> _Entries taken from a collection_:
--- Start ---

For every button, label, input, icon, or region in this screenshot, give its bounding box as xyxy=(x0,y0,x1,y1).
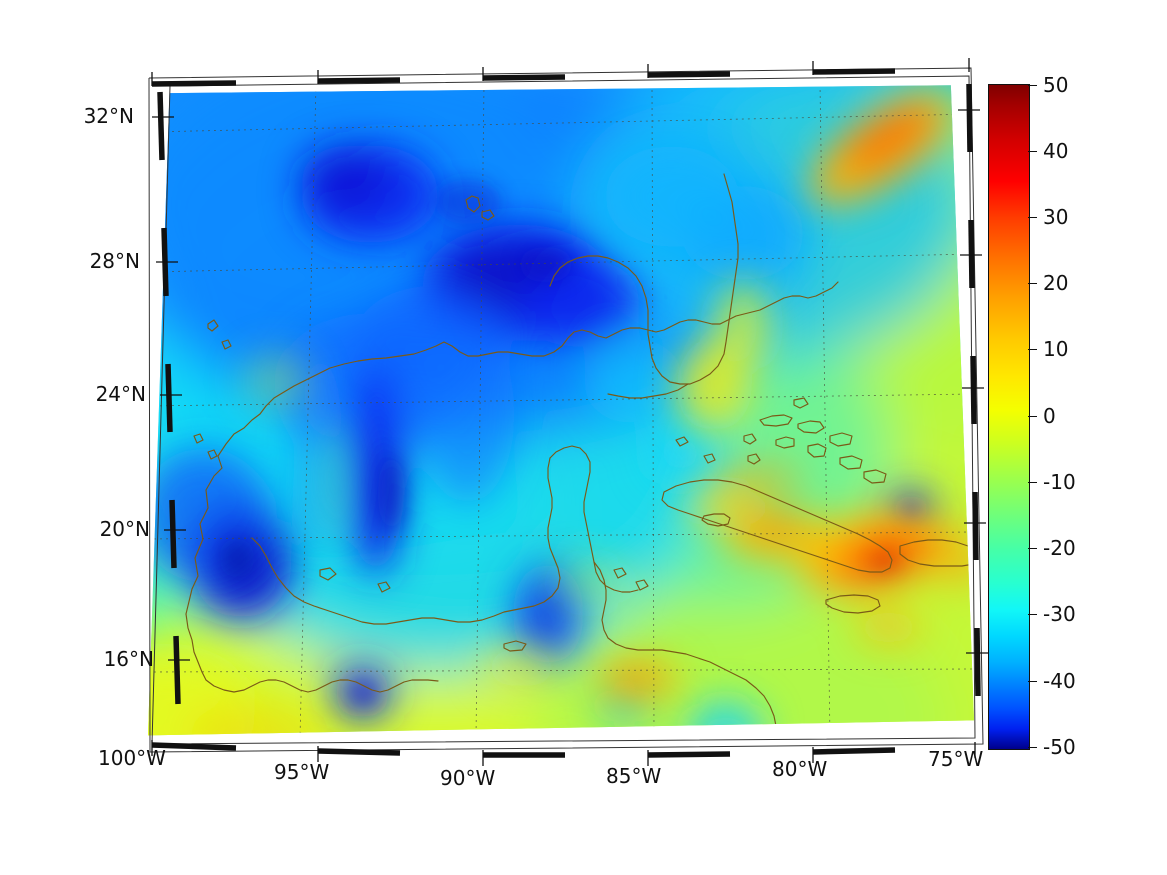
colorbar-tick-40 xyxy=(1028,151,1037,152)
colorbar-label-20: 20 xyxy=(1043,271,1069,295)
colorbar-label-10: 10 xyxy=(1043,337,1069,361)
frame-right-segments xyxy=(966,83,981,697)
colorbar: 50 40 30 20 10 0 -10 -20 -30 -40 -50 xyxy=(988,73,1163,759)
colorbar-label-m10: -10 xyxy=(1043,470,1076,494)
coastline-central-america xyxy=(594,562,776,738)
colorbar-tick-m50 xyxy=(1028,747,1037,748)
colorbar-label-m30: -30 xyxy=(1043,602,1076,626)
xtick-label-85w: 85°W xyxy=(606,764,662,788)
colorbar-tick-20 xyxy=(1028,283,1037,284)
ytick-label-16n: 16°N xyxy=(103,647,154,671)
colorbar-tick-30 xyxy=(1028,217,1037,218)
colorbar-tick-10 xyxy=(1028,349,1037,350)
coastline-campeche xyxy=(252,458,560,624)
colorbar-tick-50 xyxy=(1028,85,1037,86)
coastline-cuba xyxy=(662,480,892,572)
ytick-label-24n: 24°N xyxy=(95,382,146,406)
colorbar-tick-0 xyxy=(1028,416,1037,417)
colorbar-label-m40: -40 xyxy=(1043,669,1076,693)
frame-bottom-segments xyxy=(151,742,896,758)
coastline-bahamas xyxy=(744,398,886,483)
ytick-label-32n: 32°N xyxy=(83,104,134,128)
map-raster-clip xyxy=(148,84,974,738)
coastline-hispaniola xyxy=(900,540,974,566)
coastline-yucatan-east xyxy=(550,446,638,592)
colorbar-label-40: 40 xyxy=(1043,139,1069,163)
coastlines xyxy=(148,84,974,738)
coastline-florida xyxy=(550,174,738,384)
xtick-label-100w: 100°W xyxy=(98,746,166,770)
xtick-label-95w: 95°W xyxy=(274,760,330,784)
colorbar-label-m50: -50 xyxy=(1043,735,1076,759)
coastline-jamaica xyxy=(826,595,880,613)
frame-top-ticks xyxy=(151,58,970,86)
frame-top-segments xyxy=(151,68,896,87)
ytick-label-20n: 20°N xyxy=(99,517,150,541)
colorbar-tick-m10 xyxy=(1028,482,1037,483)
colorbar-tick-m40 xyxy=(1028,681,1037,682)
colorbar-label-0: 0 xyxy=(1043,404,1056,428)
ytick-label-28n: 28°N xyxy=(89,249,140,273)
xtick-label-90w: 90°W xyxy=(440,766,496,790)
xtick-label-75w: 75°W xyxy=(928,747,984,771)
coastline-small-islands xyxy=(194,196,715,651)
coastline-mexico-east xyxy=(186,614,438,692)
map-plot-area: 32°N 28°N 24°N 20°N 16°N 100°W 95°W 90°W… xyxy=(83,58,988,790)
colorbar-label-30: 30 xyxy=(1043,205,1069,229)
colorbar-tick-m30 xyxy=(1028,614,1037,615)
colorbar-label-50: 50 xyxy=(1043,73,1069,97)
coastline-us-gulf xyxy=(186,282,838,614)
coastline-florida-keys xyxy=(608,384,688,398)
colorbar-gradient xyxy=(988,84,1030,750)
colorbar-label-m20: -20 xyxy=(1043,536,1076,560)
colorbar-tick-m20 xyxy=(1028,548,1037,549)
xtick-label-80w: 80°W xyxy=(772,757,828,781)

--- End ---

> _STATED GOAL_: Give the lines above as a JSON list of strings, one string per line, skipping blank lines and leaving out the picture.

> _FINISHED TASK_:
[
  "For every button, label, input, icon, or region in this screenshot, give its bounding box as xyxy=(x0,y0,x1,y1).",
  "colorbar-tick-40 xyxy=(1028,151,1037,152)",
  "colorbar-label-20: 20 xyxy=(1043,271,1069,295)",
  "colorbar-label-10: 10 xyxy=(1043,337,1069,361)",
  "frame-right-segments xyxy=(966,83,981,697)",
  "colorbar: 50 40 30 20 10 0 -10 -20 -30 -40 -50 xyxy=(988,73,1163,759)",
  "colorbar-label-m10: -10 xyxy=(1043,470,1076,494)",
  "coastline-central-america xyxy=(594,562,776,738)",
  "colorbar-tick-m50 xyxy=(1028,747,1037,748)",
  "colorbar-label-m30: -30 xyxy=(1043,602,1076,626)",
  "xtick-label-85w: 85°W xyxy=(606,764,662,788)",
  "colorbar-tick-20 xyxy=(1028,283,1037,284)",
  "ytick-label-16n: 16°N xyxy=(103,647,154,671)",
  "colorbar-tick-30 xyxy=(1028,217,1037,218)",
  "colorbar-tick-10 xyxy=(1028,349,1037,350)",
  "coastline-campeche xyxy=(252,458,560,624)",
  "colorbar-tick-50 xyxy=(1028,85,1037,86)",
  "coastline-cuba xyxy=(662,480,892,572)",
  "ytick-label-24n: 24°N xyxy=(95,382,146,406)",
  "colorbar-tick-0 xyxy=(1028,416,1037,417)",
  "colorbar-label-m40: -40 xyxy=(1043,669,1076,693)",
  "frame-bottom-segments xyxy=(151,742,896,758)",
  "coastline-bahamas xyxy=(744,398,886,483)",
  "ytick-label-32n: 32°N xyxy=(83,104,134,128)",
  "map-raster-clip xyxy=(148,84,974,738)",
  "coastline-hispaniola xyxy=(900,540,974,566)",
  "coastline-yucatan-east xyxy=(550,446,638,592)",
  "colorbar-label-40: 40 xyxy=(1043,139,1069,163)",
  "coastlines xyxy=(148,84,974,738)",
  "coastline-florida xyxy=(550,174,738,384)",
  "xtick-label-100w: 100°W xyxy=(98,746,166,770)",
  "xtick-label-95w: 95°W xyxy=(274,760,330,784)",
  "colorbar-label-m50: -50 xyxy=(1043,735,1076,759)",
  "coastline-jamaica xyxy=(826,595,880,613)",
  "frame-top-ticks xyxy=(151,58,970,86)",
  "frame-top-segments xyxy=(151,68,896,87)",
  "ytick-label-20n: 20°N xyxy=(99,517,150,541)",
  "colorbar-tick-m10 xyxy=(1028,482,1037,483)",
  "colorbar-tick-m40 xyxy=(1028,681,1037,682)",
  "colorbar-label-0: 0 xyxy=(1043,404,1056,428)",
  "ytick-label-28n: 28°N xyxy=(89,249,140,273)",
  "xtick-label-90w: 90°W xyxy=(440,766,496,790)",
  "xtick-label-75w: 75°W xyxy=(928,747,984,771)",
  "coastline-small-islands xyxy=(194,196,715,651)",
  "coastline-mexico-east xyxy=(186,614,438,692)",
  "map-plot-area: 32°N 28°N 24°N 20°N 16°N 100°W 95°W 90°W… xyxy=(83,58,988,790)",
  "colorbar-label-30: 30 xyxy=(1043,205,1069,229)",
  "colorbar-tick-m30 xyxy=(1028,614,1037,615)",
  "colorbar-label-50: 50 xyxy=(1043,73,1069,97)",
  "coastline-us-gulf xyxy=(186,282,838,614)",
  "coastline-florida-keys xyxy=(608,384,688,398)",
  "colorbar-gradient xyxy=(988,84,1030,750)",
  "colorbar-label-m20: -20 xyxy=(1043,536,1076,560)",
  "colorbar-tick-m20 xyxy=(1028,548,1037,549)",
  "xtick-label-80w: 80°W xyxy=(772,757,828,781)"
]